- Exercise:
Lift every line from the entries that includes the word "Meißen".

- Material provided:

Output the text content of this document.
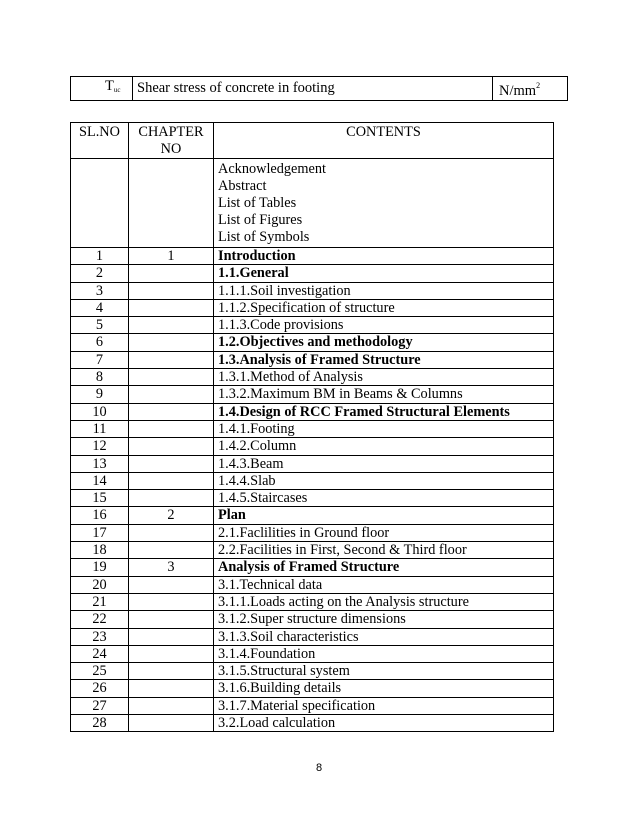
$T_{uc}$	Shear stress of concrete in footing	$N/mm^2$
SL.NO	CHAPTER NO	CONTENTS

		Acknowledgement
Abstract
List of Tables
List of Figures
List of Symbols

1	1	Introduction
2		1.1.General
3		1.1.1.Soil investigation
4		1.1.2.Specification of structure
5		1.1.3.Code provisions
6		1.2.Objectives and methodology
7		1.3.Analysis of Framed Structure
8		1.3.1.Method of Analysis
9		1.3.2.Maximum BM in Beams & Columns
10		1.4.Design of RCC Framed Structural Elements
11		1.4.1.Footing
12		1.4.2.Column
13		1.4.3.Beam
14		1.4.4.Slab
15		1.4.5.Staircases
16	2	Plan
17		2.1.Faclilities in Ground floor
18		2.2.Facilities in First, Second & Third floor
19	3	Analysis of Framed Structure
20		3.1.Technical data
21		3.1.1.Loads acting on the Analysis structure
22		3.1.2.Super structure dimensions
23		3.1.3.Soil characteristics
24		3.1.4.Foundation
25		3.1.5.Structural system
26		3.1.6.Building details
27		3.1.7.Material specification
28		3.2.Load calculation
8
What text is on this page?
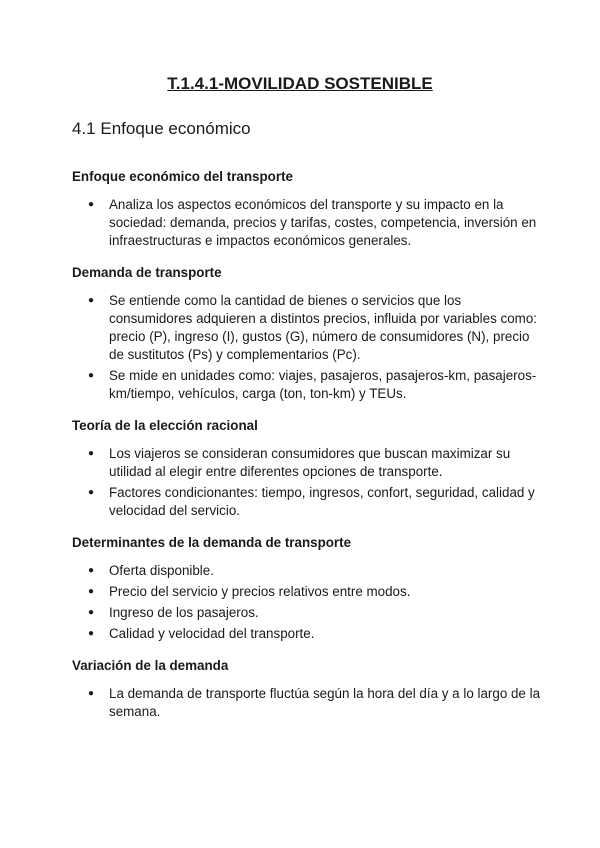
T.1.4.1-MOVILIDAD SOSTENIBLE
4.1 Enfoque económico
Enfoque económico del transporte
● Analiza los aspectos económicos del transporte y su impacto en la sociedad: demanda, precios y tarifas, costes, competencia, inversión en infraestructuras e impactos económicos generales.
Demanda de transporte
● Se entiende como la cantidad de bienes o servicios que los consumidores adquieren a distintos precios, influida por variables como: precio (P), ingreso (I), gustos (G), número de consumidores (N), precio de sustitutos (Ps) y complementarios (Pc).
● Se mide en unidades como: viajes, pasajeros, pasajeros-km, pasajeros-km/tiempo, vehículos, carga (ton, ton-km) y TEUs.
Teoría de la elección racional
● Los viajeros se consideran consumidores que buscan maximizar su utilidad al elegir entre diferentes opciones de transporte.
● Factores condicionantes: tiempo, ingresos, confort, seguridad, calidad y velocidad del servicio.
Determinantes de la demanda de transporte
● Oferta disponible.
● Precio del servicio y precios relativos entre modos.
● Ingreso de los pasajeros.
● Calidad y velocidad del transporte.
Variación de la demanda
● La demanda de transporte fluctúa según la hora del día y a lo largo de la semana.
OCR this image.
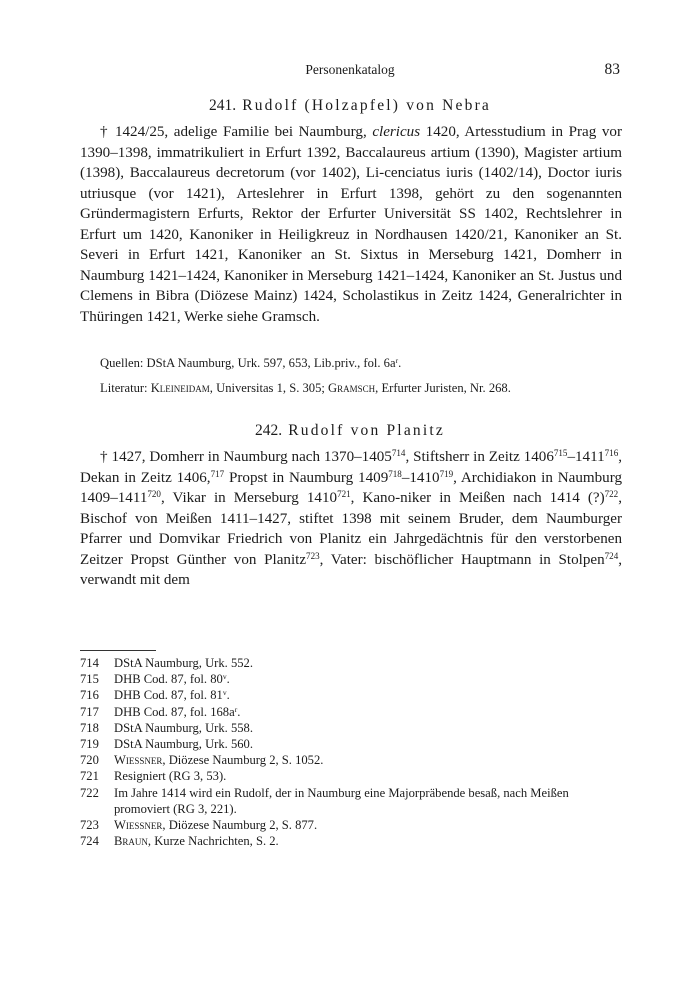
Personenkatalog	83
241. Rudolf (Holzapfel) von Nebra

† 1424/25, adelige Familie bei Naumburg, clericus 1420, Artesstudium in Prag vor 1390–1398, immatrikuliert in Erfurt 1392, Baccalaureus artium (1390), Magister artium (1398), Baccalaureus decretorum (vor 1402), Li-cenciatus iuris (1402/14), Doctor iuris utriusque (vor 1421), Arteslehrer in Erfurt 1398, gehört zu den sogenannten Gründermagistern Erfurts, Rektor der Erfurter Universität SS 1402, Rechtslehrer in Erfurt um 1420, Kanoniker in Heiligkreuz in Nordhausen 1420/21, Kanoniker an St. Severi in Erfurt 1421, Kanoniker an St. Sixtus in Merseburg 1421, Domherr in Naumburg 1421–1424, Kanoniker in Merseburg 1421–1424, Kanoniker an St. Justus und Clemens in Bibra (Diözese Mainz) 1424, Scholastikus in Zeitz 1424, Generalrichter in Thüringen 1421, Werke siehe Gramsch.

Quellen: DStA Naumburg, Urk. 597, 653, Lib.priv., fol. $6a^r$.
Literatur: Kleineidam, Universitas 1, S. 305; Gramsch, Erfurter Juristen, Nr. 268.
242. Rudolf von Planitz

† 1427, Domherr in Naumburg nach 1370–1405$^{714}$, Stiftsherr in Zeitz 1406$^{715}$–1411$^{716}$, Dekan in Zeitz 1406,$^{717}$ Propst in Naumburg 1409$^{718}$–1410$^{719}$, Archidiakon in Naumburg 1409–1411$^{720}$, Vikar in Merseburg 1410$^{721}$, Kano-niker in Meißen nach 1414 (?)$^{722}$, Bischof von Meißen 1411–1427, stiftet 1398 mit seinem Bruder, dem Naumburger Pfarrer und Domvikar Friedrich von Planitz ein Jahrgedächtnis für den verstorbenen Zeitzer Propst Günther von Planitz$^{723}$, Vater: bischöflicher Hauptmann in Stolpen$^{724}$, verwandt mit dem

714 DStA Naumburg, Urk. 552.
715 DHB Cod. 87, fol. 80$^v$.
716 DHB Cod. 87, fol. 81$^v$.
717 DHB Cod. 87, fol. $168a^r$.
718 DStA Naumburg, Urk. 558.
719 DStA Naumburg, Urk. 560.
720 Wiessner, Diözese Naumburg 2, S. 1052.
721 Resigniert (RG 3, 53).
722 Im Jahre 1414 wird ein Rudolf, der in Naumburg eine Majorpräbende besaß, nach Meißen promoviert (RG 3, 221).
723 Wiessner, Diözese Naumburg 2, S. 877.
724 Braun, Kurze Nachrichten, S. 2.
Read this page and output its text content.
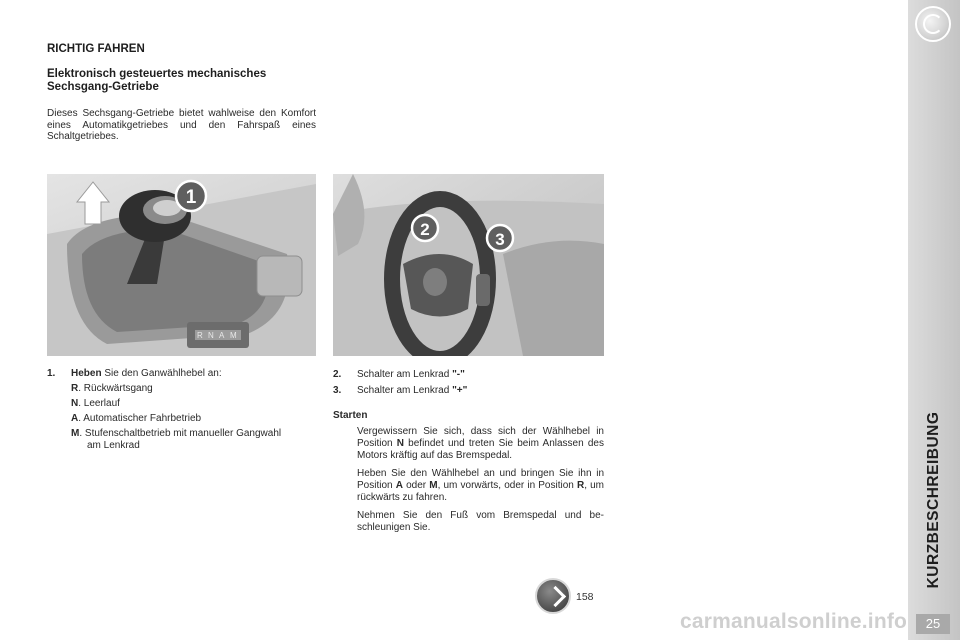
KURZBESCHREIBUNG
25
RICHTIG FAHREN
Elektronisch gesteuertes mechanisches Sechsgang-Getriebe
Dieses Sechsgang-Getriebe bietet wahlweise den Komfort eines Automatikgetriebes und den Fahrspaß eines Schaltgetriebes.
R N A M
1
2
3
1. Heben Sie den Ganwählhebel an:
R. Rückwärtsgang
N. Leerlauf
A. Automatischer Fahrbetrieb
M. Stufenschaltbetrieb mit manueller Gangwahl
am Lenkrad
2. Schalter am Lenkrad "-"
3. Schalter am Lenkrad "+"
Starten
Vergewissern Sie sich, dass sich der Wählhebel in Position N befindet und treten Sie beim Anlassen des Motors kräftig auf das Bremspedal.
Heben Sie den Wählhebel an und bringen Sie ihn in Position A oder M, um vorwärts, oder in Position R, um rückwärts zu fahren.
Nehmen Sie den Fuß vom Bremspedal und beschleunigen Sie.
158
carmanualsonline.info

- Task result:
† 1427, Domherr in Naumburg nach 1370–1405$^{714}$, Stiftsherr in Zeitz 1406$^{715}$–1411$^{716}$, Dekan in Zeitz 1406,$^{717}$ Propst in Naumburg 1409$^{718}$–1410$^{719}$, Archidiakon in Naumburg 1409–1411$^{720}$, Vikar in Merseburg 1410$^{721}$, Kano-niker in Meißen nach 1414 (?)$^{722}$, Bischof von Meißen 1411–1427, stiftet 1398 mit seinem Bruder, dem Naumburger Pfarrer und Domvikar Friedrich von Planitz ein Jahrgedächtnis für den verstorbenen Zeitzer Propst Günther von Planitz$^{723}$, Vater: bischöflicher Hauptmann in Stolpen$^{724}$, verwandt mit dem
722 Im Jahre 1414 wird ein Rudolf, der in Naumburg eine Majorpräbende besaß, nach Meißen promoviert (RG 3, 221).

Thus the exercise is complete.